◆ GIVEN EXERCISE ◆
Return each entry exactly, omitting nothing.

(Stored items)

+-------+

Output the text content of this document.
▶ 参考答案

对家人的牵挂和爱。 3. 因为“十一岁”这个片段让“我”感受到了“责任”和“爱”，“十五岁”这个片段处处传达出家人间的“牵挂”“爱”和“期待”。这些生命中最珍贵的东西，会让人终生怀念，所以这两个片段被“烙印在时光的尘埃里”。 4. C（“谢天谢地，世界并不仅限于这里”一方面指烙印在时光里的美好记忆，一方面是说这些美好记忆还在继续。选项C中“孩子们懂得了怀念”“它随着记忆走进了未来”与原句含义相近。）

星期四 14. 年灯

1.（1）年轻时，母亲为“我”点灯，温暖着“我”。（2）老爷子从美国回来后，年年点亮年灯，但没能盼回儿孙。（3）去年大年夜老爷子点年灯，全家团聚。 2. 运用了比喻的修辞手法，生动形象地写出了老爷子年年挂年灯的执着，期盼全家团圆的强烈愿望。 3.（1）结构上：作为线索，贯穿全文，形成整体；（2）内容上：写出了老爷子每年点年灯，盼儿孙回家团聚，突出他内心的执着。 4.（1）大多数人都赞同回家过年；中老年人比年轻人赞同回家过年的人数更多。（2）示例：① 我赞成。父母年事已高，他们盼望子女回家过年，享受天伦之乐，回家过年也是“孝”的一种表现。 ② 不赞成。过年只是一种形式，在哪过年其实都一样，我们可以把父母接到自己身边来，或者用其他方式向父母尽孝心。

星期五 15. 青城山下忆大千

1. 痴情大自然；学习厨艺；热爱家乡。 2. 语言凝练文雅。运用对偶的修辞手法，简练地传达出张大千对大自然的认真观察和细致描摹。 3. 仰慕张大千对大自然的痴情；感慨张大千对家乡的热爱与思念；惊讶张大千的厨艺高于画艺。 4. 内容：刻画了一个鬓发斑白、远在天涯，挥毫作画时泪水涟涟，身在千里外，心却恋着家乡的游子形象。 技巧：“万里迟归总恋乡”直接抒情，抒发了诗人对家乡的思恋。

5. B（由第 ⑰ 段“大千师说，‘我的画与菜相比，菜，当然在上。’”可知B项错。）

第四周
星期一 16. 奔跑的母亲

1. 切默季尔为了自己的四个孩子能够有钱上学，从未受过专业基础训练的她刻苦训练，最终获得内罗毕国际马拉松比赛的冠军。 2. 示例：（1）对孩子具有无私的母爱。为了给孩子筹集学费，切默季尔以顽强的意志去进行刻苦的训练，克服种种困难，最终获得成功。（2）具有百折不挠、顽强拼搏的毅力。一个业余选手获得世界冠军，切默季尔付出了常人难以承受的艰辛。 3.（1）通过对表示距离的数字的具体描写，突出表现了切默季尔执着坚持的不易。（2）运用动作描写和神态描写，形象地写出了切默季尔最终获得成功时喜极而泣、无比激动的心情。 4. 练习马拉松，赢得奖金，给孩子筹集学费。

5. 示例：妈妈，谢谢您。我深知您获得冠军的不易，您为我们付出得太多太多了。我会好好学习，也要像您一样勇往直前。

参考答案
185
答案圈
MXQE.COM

+-------+

◆ FULL ANSWER ◆
Output the text content of this document.
▶ 参考答案

对家人的牵挂和爱。 3. 因为“十一岁”这个片段让“我”感受到了“责任”和“爱”，“十五岁”这个片段处处传达出家人间的“牵挂”“爱”和“期待”。这些生命中最珍贵的东西，会让人终生怀念，所以这两个片段被“烙印在时光的尘埃里”。 4. C（“谢天谢地，世界并不仅限于这里”一方面指烙印在时光里的美好记忆，一方面是说这些美好记忆还在继续。选项C中“孩子们懂得了怀念”“它随着记忆走进了未来”与原句含义相近。）

星期四 14. 年灯

1.（1）年轻时，母亲为“我”点灯，温暖着“我”。（2）老爷子从美国回来后，年年点亮年灯，但没能盼回儿孙。（3）去年大年夜老爷子点年灯，全家团聚。 2. 运用了比喻的修辞手法，生动形象地写出了老爷子年年挂年灯的执着，期盼全家团圆的强烈愿望。 3.（1）结构上：作为线索，贯穿全文，形成整体；（2）内容上：写出了老爷子每年点年灯，盼儿孙回家团聚，突出他内心的执着。 4.（1）大多数人都赞同回家过年；中老年人比年轻人赞同回家过年的人数更多。（2）示例：① 我赞成。父母年事已高，他们盼望子女回家过年，享受天伦之乐，回家过年也是“孝”的一种表现。 ② 不赞成。过年只是一种形式，在哪过年其实都一样，我们可以把父母接到自己身边来，或者用其他方式向父母尽孝心。

星期五 15. 青城山下忆大千

1. 痴情大自然；学习厨艺；热爱家乡。 2. 语言凝练文雅。运用对偶的修辞手法，简练地传达出张大千对大自然的认真观察和细致描摹。 3. 仰慕张大千对大自然的痴情；感慨张大千对家乡的热爱与思念；惊讶张大千的厨艺高于画艺。 4. 内容：刻画了一个鬓发斑白、远在天涯，挥毫作画时泪水涟涟，身在千里外，心却恋着家乡的游子形象。 技巧：“万里迟归总恋乡”直接抒情，抒发了诗人对家乡的思恋。

5. B（由第 ⑰ 段“大千师说，‘我的画与菜相比，菜，当然在上。’”可知B项错。）

第四周
星期一 16. 奔跑的母亲

1. 切默季尔为了自己的四个孩子能够有钱上学，从未受过专业基础训练的她刻苦训练，最终获得内罗毕国际马拉松比赛的冠军。 2. 示例：（1）对孩子具有无私的母爱。为了给孩子筹集学费，切默季尔以顽强的意志去进行刻苦的训练，克服种种困难，最终获得成功。（2）具有百折不挠、顽强拼搏的毅力。一个业余选手获得世界冠军，切默季尔付出了常人难以承受的艰辛。 3.（1）通过对表示距离的数字的具体描写，突出表现了切默季尔执着坚持的不易。（2）运用动作描写和神态描写，形象地写出了切默季尔最终获得成功时喜极而泣、无比激动的心情。 4. 练习马拉松，赢得奖金，给孩子筹集学费。

5. 示例：妈妈，谢谢您。我深知您获得冠军的不易，您为我们付出得太多太多了。我会好好学习，也要像您一样勇往直前。

参考答案
185
答案圈
MXQE.COM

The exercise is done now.